Your task is to copy every record exactly.

[Stored data]
◆ ◆ ◆ ◆

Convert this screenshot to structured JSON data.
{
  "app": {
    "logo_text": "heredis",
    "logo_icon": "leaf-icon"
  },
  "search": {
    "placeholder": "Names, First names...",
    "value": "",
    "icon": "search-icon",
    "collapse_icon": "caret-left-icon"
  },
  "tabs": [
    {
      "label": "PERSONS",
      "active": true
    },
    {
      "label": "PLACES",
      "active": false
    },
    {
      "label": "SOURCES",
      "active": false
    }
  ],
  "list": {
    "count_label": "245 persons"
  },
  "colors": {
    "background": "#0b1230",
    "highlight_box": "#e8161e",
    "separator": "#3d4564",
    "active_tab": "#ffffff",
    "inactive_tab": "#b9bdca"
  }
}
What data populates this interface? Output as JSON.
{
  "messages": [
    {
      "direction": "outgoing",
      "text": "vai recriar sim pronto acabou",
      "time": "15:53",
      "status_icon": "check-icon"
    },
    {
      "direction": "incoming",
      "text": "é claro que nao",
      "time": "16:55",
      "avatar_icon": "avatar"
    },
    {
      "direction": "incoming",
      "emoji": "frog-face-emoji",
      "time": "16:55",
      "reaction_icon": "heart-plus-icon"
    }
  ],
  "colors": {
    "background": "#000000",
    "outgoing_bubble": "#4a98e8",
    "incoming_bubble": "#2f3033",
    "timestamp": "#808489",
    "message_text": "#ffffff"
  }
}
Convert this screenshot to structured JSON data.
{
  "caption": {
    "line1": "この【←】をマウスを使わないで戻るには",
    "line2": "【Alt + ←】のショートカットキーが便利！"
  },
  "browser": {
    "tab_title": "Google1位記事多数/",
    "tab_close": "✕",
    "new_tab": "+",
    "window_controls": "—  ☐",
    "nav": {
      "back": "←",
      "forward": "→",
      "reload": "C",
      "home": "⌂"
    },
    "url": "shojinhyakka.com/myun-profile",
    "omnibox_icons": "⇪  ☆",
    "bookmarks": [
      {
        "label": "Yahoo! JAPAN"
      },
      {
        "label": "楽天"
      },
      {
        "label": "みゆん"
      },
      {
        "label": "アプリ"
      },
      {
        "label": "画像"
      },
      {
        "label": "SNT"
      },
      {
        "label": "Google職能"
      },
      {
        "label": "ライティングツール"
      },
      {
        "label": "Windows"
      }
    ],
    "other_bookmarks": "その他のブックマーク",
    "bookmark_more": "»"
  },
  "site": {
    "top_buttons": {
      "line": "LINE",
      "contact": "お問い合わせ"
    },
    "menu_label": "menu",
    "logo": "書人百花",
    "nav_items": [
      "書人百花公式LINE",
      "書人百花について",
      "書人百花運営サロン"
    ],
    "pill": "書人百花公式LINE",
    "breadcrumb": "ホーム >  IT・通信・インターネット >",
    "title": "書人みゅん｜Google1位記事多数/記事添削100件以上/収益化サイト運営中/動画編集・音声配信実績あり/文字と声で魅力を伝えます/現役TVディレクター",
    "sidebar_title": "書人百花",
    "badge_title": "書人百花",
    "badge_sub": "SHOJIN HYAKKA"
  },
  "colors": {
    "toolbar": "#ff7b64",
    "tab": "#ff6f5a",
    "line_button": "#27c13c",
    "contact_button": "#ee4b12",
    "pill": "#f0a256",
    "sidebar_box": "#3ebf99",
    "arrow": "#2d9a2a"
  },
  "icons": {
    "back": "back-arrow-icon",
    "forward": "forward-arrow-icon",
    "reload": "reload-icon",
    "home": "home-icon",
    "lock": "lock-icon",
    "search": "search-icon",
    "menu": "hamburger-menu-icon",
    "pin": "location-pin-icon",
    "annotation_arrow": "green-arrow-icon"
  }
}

◆ ◆ ◆ ◆

** OUTPUT OF THE EXERCISE **
Convert this screenshot to structured JSON data.
{
  "app": {
    "logo_text": "heredis",
    "logo_icon": "leaf-icon"
  },
  "search": {
    "placeholder": "Names, First names...",
    "value": "",
    "icon": "search-icon",
    "collapse_icon": "caret-left-icon"
  },
  "tabs": [
    {
      "label": "PERSONS",
      "active": true
    },
    {
      "label": "PLACES",
      "active": false
    },
    {
      "label": "SOURCES",
      "active": false
    }
  ],
  "list": {
    "count_label": "245 persons"
  },
  "colors": {
    "background": "#0b1230",
    "highlight_box": "#e8161e",
    "separator": "#3d4564",
    "active_tab": "#ffffff",
    "inactive_tab": "#b9bdca"
  }
}
What data populates this interface? Output as JSON.
{
  "messages": [
    {
      "direction": "outgoing",
      "text": "vai recriar sim pronto acabou",
      "time": "15:53",
      "status_icon": "check-icon"
    },
    {
      "direction": "incoming",
      "text": "é claro que nao",
      "time": "16:55",
      "avatar_icon": "avatar"
    },
    {
      "direction": "incoming",
      "emoji": "frog-face-emoji",
      "time": "16:55",
      "reaction_icon": "heart-plus-icon"
    }
  ],
  "colors": {
    "background": "#000000",
    "outgoing_bubble": "#4a98e8",
    "incoming_bubble": "#2f3033",
    "timestamp": "#808489",
    "message_text": "#ffffff"
  }
}
Convert this screenshot to structured JSON data.
{
  "caption": {
    "line1": "この【←】をマウスを使わないで戻るには",
    "line2": "【Alt + ←】のショートカットキーが便利！"
  },
  "browser": {
    "tab_title": "Google1位記事多数/",
    "tab_close": "✕",
    "new_tab": "+",
    "window_controls": "—  ☐",
    "nav": {
      "back": "←",
      "forward": "→",
      "reload": "C",
      "home": "⌂"
    },
    "url": "shojinhyakka.com/myun-profile",
    "omnibox_icons": "⇪  ☆",
    "bookmarks": [
      {
        "label": "Yahoo! JAPAN"
      },
      {
        "label": "楽天"
      },
      {
        "label": "みゆん"
      },
      {
        "label": "アプリ"
      },
      {
        "label": "画像"
      },
      {
        "label": "SNT"
      },
      {
        "label": "Google職能"
      },
      {
        "label": "ライティングツール"
      },
      {
        "label": "Windows"
      }
    ],
    "other_bookmarks": "その他のブックマーク",
    "bookmark_more": "»"
  },
  "site": {
    "top_buttons": {
      "line": "LINE",
      "contact": "お問い合わせ"
    },
    "menu_label": "menu",
    "logo": "書人百花",
    "nav_items": [
      "書人百花公式LINE",
      "書人百花について",
      "書人百花運営サロン"
    ],
    "pill": "書人百花公式LINE",
    "breadcrumb": "ホーム >  IT・通信・インターネット >",
    "title": "書人みゅん｜Google1位記事多数/記事添削100件以上/収益化サイト運営中/動画編集・音声配信実績あり/文字と声で魅力を伝えます/現役TVディレクター",
    "sidebar_title": "書人百花",
    "badge_title": "書人百花",
    "badge_sub": "SHOJIN HYAKKA"
  },
  "colors": {
    "toolbar": "#ff7b64",
    "tab": "#ff6f5a",
    "line_button": "#27c13c",
    "contact_button": "#ee4b12",
    "pill": "#f0a256",
    "sidebar_box": "#3ebf99",
    "arrow": "#2d9a2a"
  },
  "icons": {
    "back": "back-arrow-icon",
    "forward": "forward-arrow-icon",
    "reload": "reload-icon",
    "home": "home-icon",
    "lock": "lock-icon",
    "search": "search-icon",
    "menu": "hamburger-menu-icon",
    "pin": "location-pin-icon",
    "annotation_arrow": "green-arrow-icon"
  }
}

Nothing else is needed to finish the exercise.